*TRECHO DO TEXTO*
....

O nascituro e sua personalidade jurídica

Resumo: O princípio da personalidade jurídica é um tema polêmico e divergente entre diversos doutrinadores, substancialmente em relação ao momento em que de fato se inicia a personalidade do indivíduo. O presente artigo apresenta as teorias que descrevem a natureza da personalidade jurídica e os reflexos da doutrina jurídica acerca dos direitos e garantias do nascituro no ordenamento jurídico brasileiro.[1]

Palavras-chave: Personalidade jurídica. Nascituro.

Abstract: The principle of juridical personality is a controversial and divergent theme among several doctrinators in relation to the moment in which the personality of the individual actually begins. This article presents the theories that describe the nature of the legal personality and the reflexes of the legal doctrine about the rights and guarantees of the unborn child in the Brazilian legal system.

Keywords: Legal Personality. Unborn.

....

*DADOS ARMAZENADOS*
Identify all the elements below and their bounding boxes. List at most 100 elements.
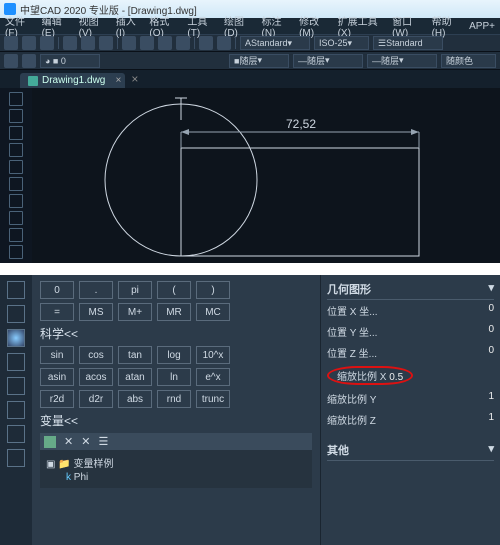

....

*ENUNCIADO DA TAREFA A*
Responda com base no texto sobre a personalidade jurídica do nascituro:
(i) Segundo o resumo, em relação a que ponto a divergência entre os doutrinadores é mais acentuada?
(ii) Quais são as palavras-chave indicadas em português?
(iii) Em qual ordenamento jurídico o artigo examina os direitos e garantias do nascituro?
*ENUNCIADO DA TAREFA B*
No texto sobre a personalidade jurídica do nascituro, reescreva o trecho de "Palavras-chave: Personalidade jurídica. Nascituro." a "Brazilian legal system.", trocando "doctrinators" por "scholars".
A listagem não tem papel algum nesta atividade.

*SOLUÇÃO DETALHADA A*
(i) Em relação ao momento em que de fato se inicia a personalidade do indivíduo.
(ii) Personalidade jurídica e Nascituro.
(iii) No ordenamento jurídico brasileiro.

*SOLUÇÃO DETALHADA B*
Palavras-chave: Personalidade jurídica. Nascituro.

Abstract: The principle of juridical personality is a controversial and divergent theme among several scholars in relation to the moment in which the personality of the individual actually begins. This article presents the theories that describe the nature of the legal personality and the reflexes of the legal doctrine about the rights and guarantees of the unborn child in the Brazilian legal system.